##### Task material #####

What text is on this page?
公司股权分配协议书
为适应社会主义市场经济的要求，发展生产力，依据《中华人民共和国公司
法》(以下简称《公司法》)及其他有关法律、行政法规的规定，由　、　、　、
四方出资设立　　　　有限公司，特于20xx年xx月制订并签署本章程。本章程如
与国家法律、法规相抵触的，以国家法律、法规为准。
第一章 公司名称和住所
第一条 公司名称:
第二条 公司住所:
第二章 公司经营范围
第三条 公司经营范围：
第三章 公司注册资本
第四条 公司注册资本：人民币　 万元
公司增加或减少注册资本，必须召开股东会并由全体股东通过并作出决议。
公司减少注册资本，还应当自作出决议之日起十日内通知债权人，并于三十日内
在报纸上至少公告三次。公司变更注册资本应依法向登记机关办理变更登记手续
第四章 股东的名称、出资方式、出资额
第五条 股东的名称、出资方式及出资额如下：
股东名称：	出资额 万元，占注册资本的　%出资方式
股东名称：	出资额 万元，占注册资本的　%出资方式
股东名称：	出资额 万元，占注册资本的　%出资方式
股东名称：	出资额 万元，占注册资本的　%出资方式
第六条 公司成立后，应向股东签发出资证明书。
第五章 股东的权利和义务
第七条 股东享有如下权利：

#####

Short problem -
Exactly as written, please output every entry.

Output for this exercise -
What text is on this page?
公司股权分配协议书
为适应社会主义市场经济的要求，发展生产力，依据《中华人民共和国公司
法》(以下简称《公司法》)及其他有关法律、行政法规的规定，由　、　、　、
四方出资设立　　　　有限公司，特于20xx年xx月制订并签署本章程。本章程如
与国家法律、法规相抵触的，以国家法律、法规为准。
第一章 公司名称和住所
第一条 公司名称:
第二条 公司住所:
第二章 公司经营范围
第三条 公司经营范围：
第三章 公司注册资本
第四条 公司注册资本：人民币　 万元
公司增加或减少注册资本，必须召开股东会并由全体股东通过并作出决议。
公司减少注册资本，还应当自作出决议之日起十日内通知债权人，并于三十日内
在报纸上至少公告三次。公司变更注册资本应依法向登记机关办理变更登记手续
第四章 股东的名称、出资方式、出资额
第五条 股东的名称、出资方式及出资额如下：
股东名称：	出资额 万元，占注册资本的　%出资方式
股东名称：	出资额 万元，占注册资本的　%出资方式
股东名称：	出资额 万元，占注册资本的　%出资方式
股东名称：	出资额 万元，占注册资本的　%出资方式
第六条 公司成立后，应向股东签发出资证明书。
第五章 股东的权利和义务
第七条 股东享有如下权利：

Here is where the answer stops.